— start of Material provided —

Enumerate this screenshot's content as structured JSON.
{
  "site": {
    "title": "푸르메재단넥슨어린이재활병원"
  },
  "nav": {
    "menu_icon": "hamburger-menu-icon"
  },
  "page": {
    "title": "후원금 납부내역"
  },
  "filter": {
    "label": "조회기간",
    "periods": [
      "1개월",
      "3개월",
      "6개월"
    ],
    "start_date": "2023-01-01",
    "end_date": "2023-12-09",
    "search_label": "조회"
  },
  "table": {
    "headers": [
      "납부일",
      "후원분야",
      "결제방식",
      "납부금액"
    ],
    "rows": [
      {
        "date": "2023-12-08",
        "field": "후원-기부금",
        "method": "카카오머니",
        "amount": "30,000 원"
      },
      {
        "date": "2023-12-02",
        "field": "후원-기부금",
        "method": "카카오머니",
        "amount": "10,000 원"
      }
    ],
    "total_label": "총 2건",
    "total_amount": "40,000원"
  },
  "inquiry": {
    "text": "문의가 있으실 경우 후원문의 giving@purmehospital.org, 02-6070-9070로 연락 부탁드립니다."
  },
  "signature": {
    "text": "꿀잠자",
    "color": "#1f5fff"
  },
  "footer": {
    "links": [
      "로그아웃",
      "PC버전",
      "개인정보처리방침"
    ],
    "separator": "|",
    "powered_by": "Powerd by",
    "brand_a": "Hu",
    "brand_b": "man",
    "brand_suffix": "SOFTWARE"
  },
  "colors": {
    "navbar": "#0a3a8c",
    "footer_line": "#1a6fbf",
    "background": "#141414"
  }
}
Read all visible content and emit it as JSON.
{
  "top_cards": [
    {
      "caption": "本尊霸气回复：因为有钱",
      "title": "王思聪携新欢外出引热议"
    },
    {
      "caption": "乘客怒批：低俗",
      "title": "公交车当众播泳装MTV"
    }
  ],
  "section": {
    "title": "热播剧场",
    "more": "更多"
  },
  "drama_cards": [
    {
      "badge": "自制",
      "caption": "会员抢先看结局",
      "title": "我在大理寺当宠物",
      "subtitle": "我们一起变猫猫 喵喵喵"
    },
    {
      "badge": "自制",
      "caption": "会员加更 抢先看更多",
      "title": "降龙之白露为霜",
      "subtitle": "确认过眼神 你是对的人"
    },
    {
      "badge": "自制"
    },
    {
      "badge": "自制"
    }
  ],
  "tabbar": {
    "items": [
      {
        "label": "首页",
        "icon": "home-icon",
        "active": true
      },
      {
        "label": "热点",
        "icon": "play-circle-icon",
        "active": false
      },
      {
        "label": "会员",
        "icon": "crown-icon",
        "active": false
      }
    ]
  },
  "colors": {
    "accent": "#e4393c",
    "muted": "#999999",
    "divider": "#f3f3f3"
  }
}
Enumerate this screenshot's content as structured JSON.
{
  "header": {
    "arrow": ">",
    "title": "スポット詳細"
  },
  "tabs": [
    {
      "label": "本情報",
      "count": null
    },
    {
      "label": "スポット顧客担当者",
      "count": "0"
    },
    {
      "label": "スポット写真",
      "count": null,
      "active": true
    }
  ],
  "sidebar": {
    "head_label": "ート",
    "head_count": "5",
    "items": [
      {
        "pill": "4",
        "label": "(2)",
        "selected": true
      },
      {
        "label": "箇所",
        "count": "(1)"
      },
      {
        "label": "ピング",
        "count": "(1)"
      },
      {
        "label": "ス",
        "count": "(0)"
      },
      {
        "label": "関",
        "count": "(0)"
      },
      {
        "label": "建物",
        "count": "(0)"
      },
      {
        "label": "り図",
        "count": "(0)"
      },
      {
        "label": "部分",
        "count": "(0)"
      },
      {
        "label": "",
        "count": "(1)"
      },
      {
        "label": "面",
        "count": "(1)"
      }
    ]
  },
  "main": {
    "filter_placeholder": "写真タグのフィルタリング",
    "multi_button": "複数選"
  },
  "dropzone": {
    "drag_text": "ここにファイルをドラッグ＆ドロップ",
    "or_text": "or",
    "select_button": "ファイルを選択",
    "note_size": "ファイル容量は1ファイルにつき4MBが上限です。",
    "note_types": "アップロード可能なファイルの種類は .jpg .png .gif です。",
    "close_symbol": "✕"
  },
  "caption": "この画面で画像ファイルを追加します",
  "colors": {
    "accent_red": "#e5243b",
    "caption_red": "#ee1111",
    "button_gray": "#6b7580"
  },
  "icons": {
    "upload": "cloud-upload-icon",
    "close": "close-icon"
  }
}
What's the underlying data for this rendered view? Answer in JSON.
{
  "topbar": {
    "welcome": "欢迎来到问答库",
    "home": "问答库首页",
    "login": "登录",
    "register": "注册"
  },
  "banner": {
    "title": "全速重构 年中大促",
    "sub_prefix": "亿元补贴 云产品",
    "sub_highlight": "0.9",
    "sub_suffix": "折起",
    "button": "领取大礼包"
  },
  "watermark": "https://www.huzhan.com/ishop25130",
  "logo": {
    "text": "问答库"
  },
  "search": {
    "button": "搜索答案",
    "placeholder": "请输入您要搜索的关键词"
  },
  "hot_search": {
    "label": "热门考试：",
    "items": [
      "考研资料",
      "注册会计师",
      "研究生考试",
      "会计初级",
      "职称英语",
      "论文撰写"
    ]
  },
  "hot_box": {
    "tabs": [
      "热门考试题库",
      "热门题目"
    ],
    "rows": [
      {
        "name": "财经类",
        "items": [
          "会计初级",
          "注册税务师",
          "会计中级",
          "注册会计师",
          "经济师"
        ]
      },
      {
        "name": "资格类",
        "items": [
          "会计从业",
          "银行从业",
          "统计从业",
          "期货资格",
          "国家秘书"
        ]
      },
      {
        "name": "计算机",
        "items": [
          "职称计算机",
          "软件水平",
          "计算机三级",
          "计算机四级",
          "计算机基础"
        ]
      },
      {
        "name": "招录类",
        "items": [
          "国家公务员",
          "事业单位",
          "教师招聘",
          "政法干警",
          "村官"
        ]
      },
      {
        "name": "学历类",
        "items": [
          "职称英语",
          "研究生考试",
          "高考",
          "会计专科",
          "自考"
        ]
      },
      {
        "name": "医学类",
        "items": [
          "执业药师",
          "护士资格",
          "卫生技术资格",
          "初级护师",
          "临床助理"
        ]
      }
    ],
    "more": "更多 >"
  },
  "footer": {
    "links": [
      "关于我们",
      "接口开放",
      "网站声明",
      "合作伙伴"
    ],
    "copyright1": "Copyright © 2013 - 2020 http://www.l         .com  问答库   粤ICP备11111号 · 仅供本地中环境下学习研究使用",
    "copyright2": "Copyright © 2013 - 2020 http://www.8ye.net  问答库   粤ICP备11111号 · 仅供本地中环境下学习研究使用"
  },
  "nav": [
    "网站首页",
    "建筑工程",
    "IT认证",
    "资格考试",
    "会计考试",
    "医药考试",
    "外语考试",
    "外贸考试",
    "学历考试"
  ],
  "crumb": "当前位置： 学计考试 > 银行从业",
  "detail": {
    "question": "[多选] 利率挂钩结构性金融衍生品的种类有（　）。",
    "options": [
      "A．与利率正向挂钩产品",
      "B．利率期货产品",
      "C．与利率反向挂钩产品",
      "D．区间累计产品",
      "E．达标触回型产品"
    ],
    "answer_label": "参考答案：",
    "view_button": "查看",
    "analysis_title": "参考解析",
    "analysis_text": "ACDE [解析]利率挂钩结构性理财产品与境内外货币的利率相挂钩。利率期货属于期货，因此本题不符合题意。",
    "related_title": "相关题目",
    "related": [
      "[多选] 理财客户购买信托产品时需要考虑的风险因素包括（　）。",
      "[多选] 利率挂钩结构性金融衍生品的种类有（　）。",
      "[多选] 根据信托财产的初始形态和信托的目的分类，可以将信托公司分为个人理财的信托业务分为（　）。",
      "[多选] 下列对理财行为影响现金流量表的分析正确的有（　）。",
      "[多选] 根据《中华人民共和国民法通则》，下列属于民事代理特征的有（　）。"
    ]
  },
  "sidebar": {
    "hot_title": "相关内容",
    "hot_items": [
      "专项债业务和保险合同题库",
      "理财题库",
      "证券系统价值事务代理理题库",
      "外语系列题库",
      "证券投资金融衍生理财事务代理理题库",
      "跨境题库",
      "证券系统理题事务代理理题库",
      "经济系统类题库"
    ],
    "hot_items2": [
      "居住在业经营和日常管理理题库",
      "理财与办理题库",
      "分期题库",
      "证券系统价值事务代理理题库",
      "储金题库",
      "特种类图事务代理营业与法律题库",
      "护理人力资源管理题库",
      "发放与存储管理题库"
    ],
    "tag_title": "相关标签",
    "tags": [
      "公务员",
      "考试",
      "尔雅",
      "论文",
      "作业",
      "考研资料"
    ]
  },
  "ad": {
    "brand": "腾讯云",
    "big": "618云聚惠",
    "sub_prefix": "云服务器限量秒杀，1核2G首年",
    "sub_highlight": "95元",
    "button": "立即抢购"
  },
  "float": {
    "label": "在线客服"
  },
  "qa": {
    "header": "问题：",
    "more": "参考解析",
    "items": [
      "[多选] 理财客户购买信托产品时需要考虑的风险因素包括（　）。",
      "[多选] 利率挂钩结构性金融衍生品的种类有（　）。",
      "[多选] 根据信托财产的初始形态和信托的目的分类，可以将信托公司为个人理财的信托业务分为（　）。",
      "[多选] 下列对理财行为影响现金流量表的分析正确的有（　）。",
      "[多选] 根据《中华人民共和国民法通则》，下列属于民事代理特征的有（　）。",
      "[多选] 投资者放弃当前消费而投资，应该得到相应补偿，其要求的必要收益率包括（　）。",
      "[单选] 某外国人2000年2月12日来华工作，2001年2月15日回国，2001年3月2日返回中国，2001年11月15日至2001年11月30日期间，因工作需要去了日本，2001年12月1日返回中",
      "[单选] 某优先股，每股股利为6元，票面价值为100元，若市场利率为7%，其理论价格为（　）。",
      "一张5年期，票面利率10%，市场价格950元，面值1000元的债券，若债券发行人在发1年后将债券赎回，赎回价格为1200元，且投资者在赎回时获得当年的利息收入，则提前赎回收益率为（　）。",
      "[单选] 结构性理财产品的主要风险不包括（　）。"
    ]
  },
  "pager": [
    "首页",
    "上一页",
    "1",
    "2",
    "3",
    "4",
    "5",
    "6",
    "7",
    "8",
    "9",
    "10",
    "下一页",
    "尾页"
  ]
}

— end of Material provided —

**Direction:**
Check each line above for the string "subtitle", then copy the ones that have it.

**Expected answer:**
      "subtitle": "我们一起变猫猫 喵喵喵"
      "subtitle": "确认过眼神 你是对的人"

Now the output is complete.